→ ACTIVITIES:
• a. In the critique of the acupuncture meta-analysis, what would be the correct course of action for the Cho 2013 study?
• b. Continue the critique of the acupuncture meta-analysis from its final sentence.


    For the Leibing 2002 trial a similar mistake was made by comparing the same acupuncture treatment group to the “sham group” and the “control group” and then entering results from both comparisons into the meta-analysis “double-counting” the acupuncture group again.

    For the Cho 2013 study the authors have made separate entries of the same comparison at two different time points; “real acupuncture” compared to “sham acupuncture” at “end of treatments” and then “real acupuncture” compared to “sham acupuncture” at “primary endpoint” are entered as separate comparisons under “Cho 2013a” and “Cho 2013b”. The correct course of action would be to choose a single appropriate time point to enter into their meta-analysis.

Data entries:
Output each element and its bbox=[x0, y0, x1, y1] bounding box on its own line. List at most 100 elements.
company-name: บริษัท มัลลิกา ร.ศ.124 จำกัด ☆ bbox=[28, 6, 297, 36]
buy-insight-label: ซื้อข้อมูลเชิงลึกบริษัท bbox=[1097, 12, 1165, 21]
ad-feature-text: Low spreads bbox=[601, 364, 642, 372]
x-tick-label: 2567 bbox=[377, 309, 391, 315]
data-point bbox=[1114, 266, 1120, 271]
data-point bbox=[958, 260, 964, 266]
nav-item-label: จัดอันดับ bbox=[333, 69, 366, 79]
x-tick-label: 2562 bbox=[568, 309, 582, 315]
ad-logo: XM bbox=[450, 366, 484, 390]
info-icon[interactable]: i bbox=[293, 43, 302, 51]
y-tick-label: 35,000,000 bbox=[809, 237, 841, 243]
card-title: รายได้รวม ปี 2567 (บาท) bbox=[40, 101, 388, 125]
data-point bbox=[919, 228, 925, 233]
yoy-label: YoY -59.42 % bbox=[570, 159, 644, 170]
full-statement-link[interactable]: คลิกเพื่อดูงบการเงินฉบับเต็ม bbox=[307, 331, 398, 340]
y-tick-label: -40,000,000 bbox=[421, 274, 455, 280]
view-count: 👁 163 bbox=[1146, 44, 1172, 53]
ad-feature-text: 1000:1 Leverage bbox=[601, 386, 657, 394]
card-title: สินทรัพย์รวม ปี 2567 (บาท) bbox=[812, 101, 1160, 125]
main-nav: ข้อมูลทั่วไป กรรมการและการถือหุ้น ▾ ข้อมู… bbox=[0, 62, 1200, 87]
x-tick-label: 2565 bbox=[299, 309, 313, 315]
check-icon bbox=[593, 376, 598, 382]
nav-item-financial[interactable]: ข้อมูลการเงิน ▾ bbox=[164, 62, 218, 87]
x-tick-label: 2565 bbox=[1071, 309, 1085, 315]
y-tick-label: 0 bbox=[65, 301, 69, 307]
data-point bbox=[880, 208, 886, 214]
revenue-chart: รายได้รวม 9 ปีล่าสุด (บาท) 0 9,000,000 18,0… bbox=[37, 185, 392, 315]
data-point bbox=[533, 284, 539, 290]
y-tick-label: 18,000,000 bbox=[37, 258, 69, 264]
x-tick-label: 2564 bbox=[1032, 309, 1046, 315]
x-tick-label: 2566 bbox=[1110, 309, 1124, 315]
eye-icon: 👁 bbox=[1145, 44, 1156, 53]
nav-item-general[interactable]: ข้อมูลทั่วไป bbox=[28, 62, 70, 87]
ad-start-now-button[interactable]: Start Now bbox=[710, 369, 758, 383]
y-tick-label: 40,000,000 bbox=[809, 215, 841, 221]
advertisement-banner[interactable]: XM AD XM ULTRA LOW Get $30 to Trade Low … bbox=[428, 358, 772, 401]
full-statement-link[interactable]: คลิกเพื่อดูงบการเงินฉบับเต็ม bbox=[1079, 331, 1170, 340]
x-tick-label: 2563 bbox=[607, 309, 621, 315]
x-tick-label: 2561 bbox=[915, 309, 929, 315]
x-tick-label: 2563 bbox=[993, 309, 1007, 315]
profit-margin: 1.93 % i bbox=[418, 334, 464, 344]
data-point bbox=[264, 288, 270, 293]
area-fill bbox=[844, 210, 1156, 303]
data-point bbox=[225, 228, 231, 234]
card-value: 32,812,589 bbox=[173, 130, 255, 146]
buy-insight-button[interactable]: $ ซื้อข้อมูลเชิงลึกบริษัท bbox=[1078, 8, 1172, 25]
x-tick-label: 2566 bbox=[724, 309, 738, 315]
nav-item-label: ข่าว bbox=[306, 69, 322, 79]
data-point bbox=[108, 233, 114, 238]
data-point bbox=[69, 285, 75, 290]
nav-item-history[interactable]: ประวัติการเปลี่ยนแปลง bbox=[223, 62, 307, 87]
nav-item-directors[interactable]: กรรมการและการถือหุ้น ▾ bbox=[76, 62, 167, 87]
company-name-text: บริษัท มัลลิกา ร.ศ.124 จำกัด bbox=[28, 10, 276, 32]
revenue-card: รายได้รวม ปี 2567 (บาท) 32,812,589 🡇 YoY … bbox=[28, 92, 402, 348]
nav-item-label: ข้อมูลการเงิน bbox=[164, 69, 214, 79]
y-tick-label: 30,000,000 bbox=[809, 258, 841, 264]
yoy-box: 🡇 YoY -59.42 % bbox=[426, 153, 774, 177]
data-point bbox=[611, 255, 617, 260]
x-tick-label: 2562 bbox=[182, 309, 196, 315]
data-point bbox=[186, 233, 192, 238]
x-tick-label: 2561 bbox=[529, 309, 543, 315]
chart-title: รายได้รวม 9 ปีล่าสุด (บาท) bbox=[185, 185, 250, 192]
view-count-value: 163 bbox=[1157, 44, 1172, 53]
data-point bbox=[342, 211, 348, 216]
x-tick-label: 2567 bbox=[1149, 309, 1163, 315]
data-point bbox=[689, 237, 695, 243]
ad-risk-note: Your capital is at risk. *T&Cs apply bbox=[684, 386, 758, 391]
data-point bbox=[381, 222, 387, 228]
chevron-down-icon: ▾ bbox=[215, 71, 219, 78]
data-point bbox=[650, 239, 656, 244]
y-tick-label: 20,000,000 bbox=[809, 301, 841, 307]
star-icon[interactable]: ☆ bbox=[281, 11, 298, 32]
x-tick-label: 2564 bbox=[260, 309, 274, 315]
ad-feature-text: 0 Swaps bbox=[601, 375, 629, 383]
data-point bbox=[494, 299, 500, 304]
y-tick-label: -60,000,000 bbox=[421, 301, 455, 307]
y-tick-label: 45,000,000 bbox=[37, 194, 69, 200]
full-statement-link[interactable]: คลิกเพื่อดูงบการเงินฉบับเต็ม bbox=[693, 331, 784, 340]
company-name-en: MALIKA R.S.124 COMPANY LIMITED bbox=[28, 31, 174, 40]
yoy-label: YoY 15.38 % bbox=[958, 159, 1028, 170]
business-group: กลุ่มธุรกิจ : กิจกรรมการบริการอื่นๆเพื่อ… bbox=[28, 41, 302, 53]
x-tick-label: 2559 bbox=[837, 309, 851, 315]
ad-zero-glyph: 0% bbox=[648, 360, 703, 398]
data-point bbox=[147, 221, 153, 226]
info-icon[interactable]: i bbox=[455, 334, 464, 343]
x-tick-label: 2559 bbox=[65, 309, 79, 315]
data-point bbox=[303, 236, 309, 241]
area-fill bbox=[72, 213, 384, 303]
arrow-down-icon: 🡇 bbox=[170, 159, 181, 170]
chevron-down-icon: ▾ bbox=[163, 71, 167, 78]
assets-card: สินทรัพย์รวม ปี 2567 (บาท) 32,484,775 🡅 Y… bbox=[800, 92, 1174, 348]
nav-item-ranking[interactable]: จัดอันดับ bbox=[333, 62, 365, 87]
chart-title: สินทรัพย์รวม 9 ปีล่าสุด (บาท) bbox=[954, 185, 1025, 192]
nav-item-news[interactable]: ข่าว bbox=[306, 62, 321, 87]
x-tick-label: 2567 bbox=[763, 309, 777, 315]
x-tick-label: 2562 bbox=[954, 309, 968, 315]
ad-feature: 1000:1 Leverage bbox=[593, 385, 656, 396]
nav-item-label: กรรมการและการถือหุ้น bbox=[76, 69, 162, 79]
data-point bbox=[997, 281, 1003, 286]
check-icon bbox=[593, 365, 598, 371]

→ OUTPUTS IN ORDER:
• a. Choose a single appropriate time point to enter into the meta-analysis.

• b.
    The first two instances of “pseudo-replication” are critical (but common) errors when dealing with trials that have multiple treatment groups. The Chocrane handbook for systematic reviews (Version 5.1.0) makes a couple of comments on this; Section 16.5.4: “One approach that must be avoided is simply to enter several comparisons into the meta-analysis when these have one or more intervention groups in common. This ‘double-counts’ the participants in the ‘shared’ intervention group(s) and creates a unit-of-analysis error due to the unaddressed correlation between the estimated intervention effects from multiple comparisons.” Also refer to section 9.3.9: “A serious unit-of-analysis problem arises if the same group of participants is included twice in the same meta-analysis (for example, if ‘Dose 1 vs Placebo’ and ‘Dose 2 vs Placebo’ are both included in the same meta-analysis, with the same placebo patients in both comparisons).”

    The error with Leibing 2002a/b seems far less forgivable. Due to these mistakes the forest plots in figure 3 have several more entries than they deserve generating an impression of an abundance of trial data that doesn’t really exist. It is tempting to correct and replot their analyses to see if it makes any difference to the results but I generally don’t bother with that process any more. It is my concern that if the authors have made critical errors at the data analysis stage it’s fair to suspect the entire process. You can go back and check the data extraction but if the literature search and selection wasn’t done correctly this is all a waste of time.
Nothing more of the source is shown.